------ Extracted entries ------
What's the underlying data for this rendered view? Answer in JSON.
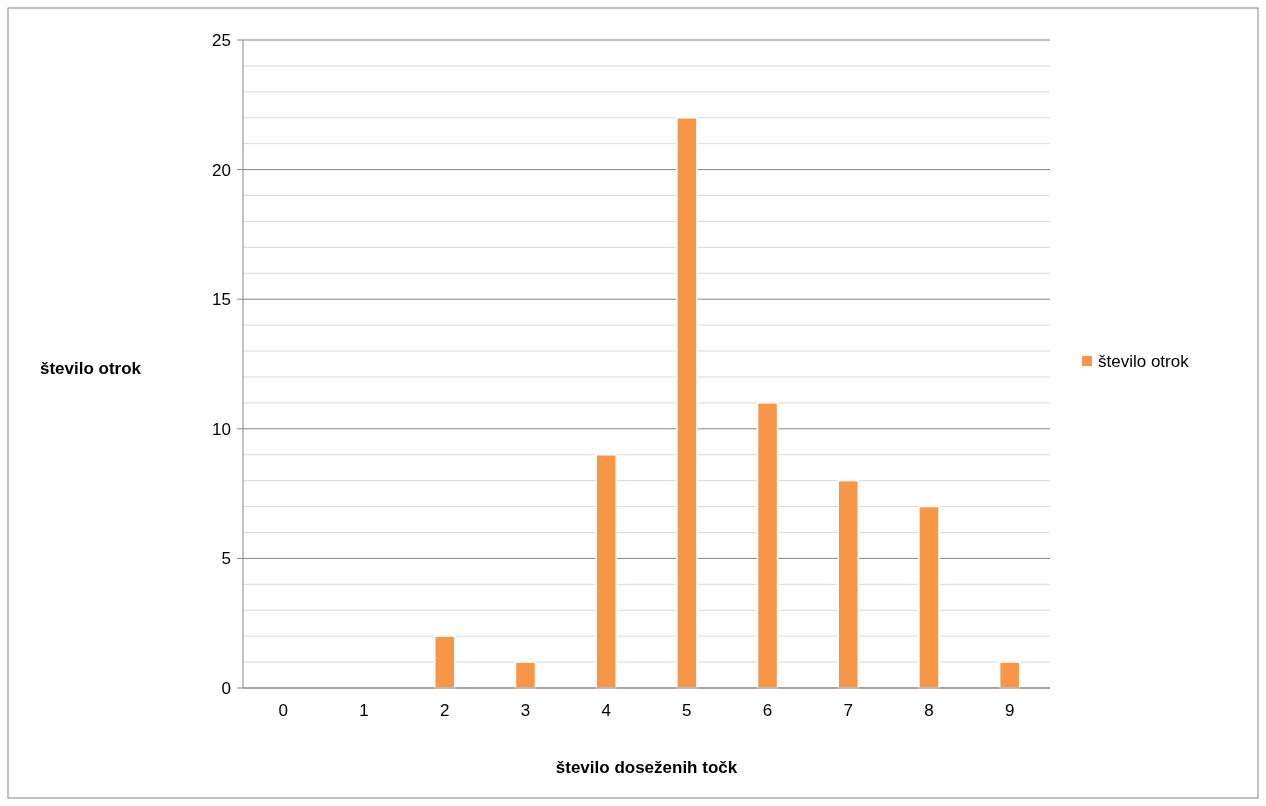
{
  "chart_data": {
    "type": "bar",
    "xlabel": "število doseženih točk",
    "ylabel": "število otrok",
    "categories": [
      "0",
      "1",
      "2",
      "3",
      "4",
      "5",
      "6",
      "7",
      "8",
      "9"
    ],
    "series": [
      {
        "name": "število otrok",
        "color": "#f79646",
        "values": [
          0,
          0,
          2,
          1,
          9,
          22,
          11,
          8,
          7,
          1
        ]
      }
    ],
    "ylim": [
      0,
      25
    ],
    "yticks": [
      0,
      {
        "value": 1,
        "label": null
      },
      {
        "value": 2,
        "label": null
      },
      {
        "value": 3,
        "label": null
      },
      {
        "value": 4,
        "label": null
      },
      5,
      {
        "value": 6,
        "label": null
      },
      {
        "value": 7,
        "label": null
      },
      {
        "value": 8,
        "label": null
      },
      {
        "value": 9,
        "label": null
      },
      10,
      {
        "value": 11,
        "label": null
      },
      {
        "value": 12,
        "label": null
      },
      {
        "value": 13,
        "label": null
      },
      {
        "value": 14,
        "label": null
      },
      15,
      {
        "value": 16,
        "label": null
      },
      {
        "value": 17,
        "label": null
      },
      {
        "value": 18,
        "label": null
      },
      {
        "value": 19,
        "label": null
      },
      20,
      {
        "value": 21,
        "label": null
      },
      {
        "value": 22,
        "label": null
      },
      {
        "value": 23,
        "label": null
      },
      {
        "value": 24,
        "label": null
      },
      25
    ],
    "grid": "y",
    "legend": "right"
  }
}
------
* _Stated task_: Copy out all of the data word for word. Do not carry over any picture.

* _Output below_:
What's the underlying data for this rendered view? Answer in JSON.
{
  "chart_data": {
    "type": "bar",
    "xlabel": "število doseženih točk",
    "ylabel": "število otrok",
    "categories": [
      "0",
      "1",
      "2",
      "3",
      "4",
      "5",
      "6",
      "7",
      "8",
      "9"
    ],
    "series": [
      {
        "name": "število otrok",
        "color": "#f79646",
        "values": [
          0,
          0,
          2,
          1,
          9,
          22,
          11,
          8,
          7,
          1
        ]
      }
    ],
    "ylim": [
      0,
      25
    ],
    "yticks": [
      0,
      {
        "value": 1,
        "label": null
      },
      {
        "value": 2,
        "label": null
      },
      {
        "value": 3,
        "label": null
      },
      {
        "value": 4,
        "label": null
      },
      5,
      {
        "value": 6,
        "label": null
      },
      {
        "value": 7,
        "label": null
      },
      {
        "value": 8,
        "label": null
      },
      {
        "value": 9,
        "label": null
      },
      10,
      {
        "value": 11,
        "label": null
      },
      {
        "value": 12,
        "label": null
      },
      {
        "value": 13,
        "label": null
      },
      {
        "value": 14,
        "label": null
      },
      15,
      {
        "value": 16,
        "label": null
      },
      {
        "value": 17,
        "label": null
      },
      {
        "value": 18,
        "label": null
      },
      {
        "value": 19,
        "label": null
      },
      20,
      {
        "value": 21,
        "label": null
      },
      {
        "value": 22,
        "label": null
      },
      {
        "value": 23,
        "label": null
      },
      {
        "value": 24,
        "label": null
      },
      25
    ],
    "grid": "y",
    "legend": "right"
  }
}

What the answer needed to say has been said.